---------- RECORDED DATA
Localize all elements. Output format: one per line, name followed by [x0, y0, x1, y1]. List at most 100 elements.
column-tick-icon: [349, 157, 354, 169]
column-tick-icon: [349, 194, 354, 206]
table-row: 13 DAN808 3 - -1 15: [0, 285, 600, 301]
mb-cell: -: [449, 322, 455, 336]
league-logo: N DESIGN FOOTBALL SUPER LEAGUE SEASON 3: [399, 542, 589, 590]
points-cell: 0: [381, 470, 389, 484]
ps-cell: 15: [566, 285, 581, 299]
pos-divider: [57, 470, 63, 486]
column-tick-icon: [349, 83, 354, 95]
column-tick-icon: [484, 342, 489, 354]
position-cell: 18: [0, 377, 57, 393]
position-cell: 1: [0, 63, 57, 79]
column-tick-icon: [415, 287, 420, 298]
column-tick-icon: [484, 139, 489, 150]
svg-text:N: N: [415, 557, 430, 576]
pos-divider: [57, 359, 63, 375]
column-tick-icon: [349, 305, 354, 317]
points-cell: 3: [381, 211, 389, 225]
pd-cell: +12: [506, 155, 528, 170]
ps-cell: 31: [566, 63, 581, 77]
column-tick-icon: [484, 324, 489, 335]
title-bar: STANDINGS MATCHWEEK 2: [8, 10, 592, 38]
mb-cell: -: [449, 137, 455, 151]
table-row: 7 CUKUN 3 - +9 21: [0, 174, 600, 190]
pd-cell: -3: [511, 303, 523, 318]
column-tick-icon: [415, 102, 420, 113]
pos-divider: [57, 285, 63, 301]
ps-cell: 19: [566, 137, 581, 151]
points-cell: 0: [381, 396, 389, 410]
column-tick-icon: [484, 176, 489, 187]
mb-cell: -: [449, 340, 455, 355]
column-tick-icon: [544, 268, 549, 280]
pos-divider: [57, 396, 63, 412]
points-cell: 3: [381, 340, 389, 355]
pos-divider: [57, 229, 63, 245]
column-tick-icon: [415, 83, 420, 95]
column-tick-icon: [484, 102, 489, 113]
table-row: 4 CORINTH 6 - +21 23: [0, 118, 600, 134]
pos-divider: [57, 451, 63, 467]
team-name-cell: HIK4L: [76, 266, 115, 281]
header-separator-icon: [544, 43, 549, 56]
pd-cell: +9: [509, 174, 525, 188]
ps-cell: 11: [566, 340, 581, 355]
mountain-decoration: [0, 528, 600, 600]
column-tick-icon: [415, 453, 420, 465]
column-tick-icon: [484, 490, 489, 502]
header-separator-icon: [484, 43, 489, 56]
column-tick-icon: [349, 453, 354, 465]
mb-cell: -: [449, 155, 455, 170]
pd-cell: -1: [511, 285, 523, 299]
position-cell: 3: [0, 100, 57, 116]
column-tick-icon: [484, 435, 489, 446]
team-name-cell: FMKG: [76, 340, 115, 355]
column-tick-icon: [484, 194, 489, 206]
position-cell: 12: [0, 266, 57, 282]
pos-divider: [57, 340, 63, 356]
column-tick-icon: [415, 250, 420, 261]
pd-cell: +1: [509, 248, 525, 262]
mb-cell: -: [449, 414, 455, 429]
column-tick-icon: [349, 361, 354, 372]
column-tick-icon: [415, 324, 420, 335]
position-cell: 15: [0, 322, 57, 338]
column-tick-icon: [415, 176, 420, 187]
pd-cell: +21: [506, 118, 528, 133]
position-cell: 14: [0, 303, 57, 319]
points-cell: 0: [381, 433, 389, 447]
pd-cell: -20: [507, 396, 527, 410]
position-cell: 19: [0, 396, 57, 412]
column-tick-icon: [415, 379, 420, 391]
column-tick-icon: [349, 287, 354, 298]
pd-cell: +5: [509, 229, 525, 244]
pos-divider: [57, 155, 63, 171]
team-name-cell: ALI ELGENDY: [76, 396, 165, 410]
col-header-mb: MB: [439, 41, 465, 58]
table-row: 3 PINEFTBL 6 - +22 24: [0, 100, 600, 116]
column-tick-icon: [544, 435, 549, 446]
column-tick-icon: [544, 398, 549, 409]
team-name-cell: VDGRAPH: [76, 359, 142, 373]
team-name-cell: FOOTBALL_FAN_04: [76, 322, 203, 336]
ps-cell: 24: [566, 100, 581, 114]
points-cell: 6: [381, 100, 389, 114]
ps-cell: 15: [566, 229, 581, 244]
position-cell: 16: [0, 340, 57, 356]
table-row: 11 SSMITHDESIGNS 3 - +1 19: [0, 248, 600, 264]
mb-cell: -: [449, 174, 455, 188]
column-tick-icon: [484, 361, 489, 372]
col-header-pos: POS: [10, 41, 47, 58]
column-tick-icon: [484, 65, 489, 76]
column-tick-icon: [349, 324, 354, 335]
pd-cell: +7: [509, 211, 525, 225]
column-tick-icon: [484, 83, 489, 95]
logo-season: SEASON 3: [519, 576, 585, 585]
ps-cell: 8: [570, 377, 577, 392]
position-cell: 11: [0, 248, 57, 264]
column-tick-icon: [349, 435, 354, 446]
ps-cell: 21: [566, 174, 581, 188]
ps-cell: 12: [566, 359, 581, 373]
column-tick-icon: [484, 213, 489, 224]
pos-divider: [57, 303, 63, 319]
--------------------
◆ TASK OBJECTIVE ◆
Repeat all of the data above line for line, without any change.

◆ THE OUTPUT ◆
Localize all elements. Output format: one per line, name followed by [x0, y0, x1, y1]. List at most 100 elements.
column-tick-icon: [349, 157, 354, 169]
column-tick-icon: [349, 194, 354, 206]
table-row: 13 DAN808 3 - -1 15: [0, 285, 600, 301]
mb-cell: -: [449, 322, 455, 336]
league-logo: N DESIGN FOOTBALL SUPER LEAGUE SEASON 3: [399, 542, 589, 590]
points-cell: 0: [381, 470, 389, 484]
ps-cell: 15: [566, 285, 581, 299]
pos-divider: [57, 470, 63, 486]
column-tick-icon: [349, 83, 354, 95]
column-tick-icon: [484, 342, 489, 354]
position-cell: 18: [0, 377, 57, 393]
position-cell: 1: [0, 63, 57, 79]
column-tick-icon: [415, 287, 420, 298]
column-tick-icon: [484, 139, 489, 150]
svg-text:N: N: [415, 557, 430, 576]
pos-divider: [57, 359, 63, 375]
column-tick-icon: [349, 305, 354, 317]
points-cell: 3: [381, 211, 389, 225]
pd-cell: +12: [506, 155, 528, 170]
ps-cell: 31: [566, 63, 581, 77]
column-tick-icon: [484, 324, 489, 335]
title-bar: STANDINGS MATCHWEEK 2: [8, 10, 592, 38]
mb-cell: -: [449, 137, 455, 151]
table-row: 7 CUKUN 3 - +9 21: [0, 174, 600, 190]
pd-cell: -3: [511, 303, 523, 318]
column-tick-icon: [415, 102, 420, 113]
pos-divider: [57, 285, 63, 301]
ps-cell: 19: [566, 137, 581, 151]
points-cell: 0: [381, 396, 389, 410]
column-tick-icon: [484, 176, 489, 187]
mb-cell: -: [449, 340, 455, 355]
column-tick-icon: [544, 268, 549, 280]
pos-divider: [57, 396, 63, 412]
points-cell: 3: [381, 340, 389, 355]
pos-divider: [57, 229, 63, 245]
column-tick-icon: [415, 83, 420, 95]
column-tick-icon: [484, 102, 489, 113]
table-row: 4 CORINTH 6 - +21 23: [0, 118, 600, 134]
pos-divider: [57, 451, 63, 467]
team-name-cell: HIK4L: [76, 266, 115, 281]
header-separator-icon: [544, 43, 549, 56]
pd-cell: +9: [509, 174, 525, 188]
ps-cell: 11: [566, 340, 581, 355]
mountain-decoration: [0, 528, 600, 600]
column-tick-icon: [415, 453, 420, 465]
column-tick-icon: [484, 490, 489, 502]
header-separator-icon: [484, 43, 489, 56]
column-tick-icon: [349, 453, 354, 465]
mb-cell: -: [449, 155, 455, 170]
pd-cell: -1: [511, 285, 523, 299]
position-cell: 3: [0, 100, 57, 116]
column-tick-icon: [484, 435, 489, 446]
team-name-cell: FMKG: [76, 340, 115, 355]
column-tick-icon: [484, 194, 489, 206]
position-cell: 12: [0, 266, 57, 282]
pos-divider: [57, 340, 63, 356]
column-tick-icon: [415, 250, 420, 261]
pd-cell: +1: [509, 248, 525, 262]
mb-cell: -: [449, 414, 455, 429]
column-tick-icon: [349, 361, 354, 372]
column-tick-icon: [415, 324, 420, 335]
position-cell: 15: [0, 322, 57, 338]
column-tick-icon: [415, 176, 420, 187]
pd-cell: +21: [506, 118, 528, 133]
position-cell: 14: [0, 303, 57, 319]
points-cell: 0: [381, 433, 389, 447]
pd-cell: -20: [507, 396, 527, 410]
position-cell: 19: [0, 396, 57, 412]
column-tick-icon: [415, 379, 420, 391]
column-tick-icon: [349, 287, 354, 298]
pd-cell: +5: [509, 229, 525, 244]
pos-divider: [57, 155, 63, 171]
team-name-cell: ALI ELGENDY: [76, 396, 165, 410]
col-header-mb: MB: [439, 41, 465, 58]
table-row: 3 PINEFTBL 6 - +22 24: [0, 100, 600, 116]
column-tick-icon: [544, 435, 549, 446]
column-tick-icon: [544, 398, 549, 409]
team-name-cell: VDGRAPH: [76, 359, 142, 373]
team-name-cell: FOOTBALL_FAN_04: [76, 322, 203, 336]
ps-cell: 24: [566, 100, 581, 114]
points-cell: 6: [381, 100, 389, 114]
ps-cell: 15: [566, 229, 581, 244]
position-cell: 16: [0, 340, 57, 356]
table-row: 11 SSMITHDESIGNS 3 - +1 19: [0, 248, 600, 264]
mb-cell: -: [449, 174, 455, 188]
column-tick-icon: [484, 361, 489, 372]
col-header-pos: POS: [10, 41, 47, 58]
column-tick-icon: [484, 65, 489, 76]
column-tick-icon: [349, 324, 354, 335]
pd-cell: +7: [509, 211, 525, 225]
column-tick-icon: [484, 83, 489, 95]
logo-season: SEASON 3: [519, 576, 585, 585]
ps-cell: 8: [570, 377, 577, 392]
position-cell: 11: [0, 248, 57, 264]
column-tick-icon: [349, 435, 354, 446]
ps-cell: 21: [566, 174, 581, 188]
ps-cell: 12: [566, 359, 581, 373]
column-tick-icon: [484, 213, 489, 224]
pos-divider: [57, 303, 63, 319]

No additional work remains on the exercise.